■ **PROMPT**
Identify all lines below that hold "icon" and collect them.

■ **INFORMATION SHOWN**
____________

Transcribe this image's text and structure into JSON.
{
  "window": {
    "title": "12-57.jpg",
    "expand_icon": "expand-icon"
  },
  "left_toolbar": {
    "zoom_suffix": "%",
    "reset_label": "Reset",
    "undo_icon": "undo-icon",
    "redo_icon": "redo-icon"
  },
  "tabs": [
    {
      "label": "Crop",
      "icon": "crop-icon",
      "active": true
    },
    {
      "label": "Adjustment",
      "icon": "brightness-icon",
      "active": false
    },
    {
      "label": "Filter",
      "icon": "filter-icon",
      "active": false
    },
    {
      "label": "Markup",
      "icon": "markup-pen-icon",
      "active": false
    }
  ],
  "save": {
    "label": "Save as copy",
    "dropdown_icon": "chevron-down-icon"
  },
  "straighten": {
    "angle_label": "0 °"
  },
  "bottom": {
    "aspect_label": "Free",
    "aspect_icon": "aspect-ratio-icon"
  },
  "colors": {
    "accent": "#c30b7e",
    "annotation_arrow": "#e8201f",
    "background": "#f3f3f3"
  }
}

____________

■ **EXPECTED ANSWER**
    "expand_icon": "expand-icon"
    "undo_icon": "undo-icon",
    "redo_icon": "redo-icon"
      "icon": "crop-icon",
      "icon": "brightness-icon",
      "icon": "filter-icon",
      "icon": "markup-pen-icon",
    "dropdown_icon": "chevron-down-icon"
    "aspect_icon": "aspect-ratio-icon"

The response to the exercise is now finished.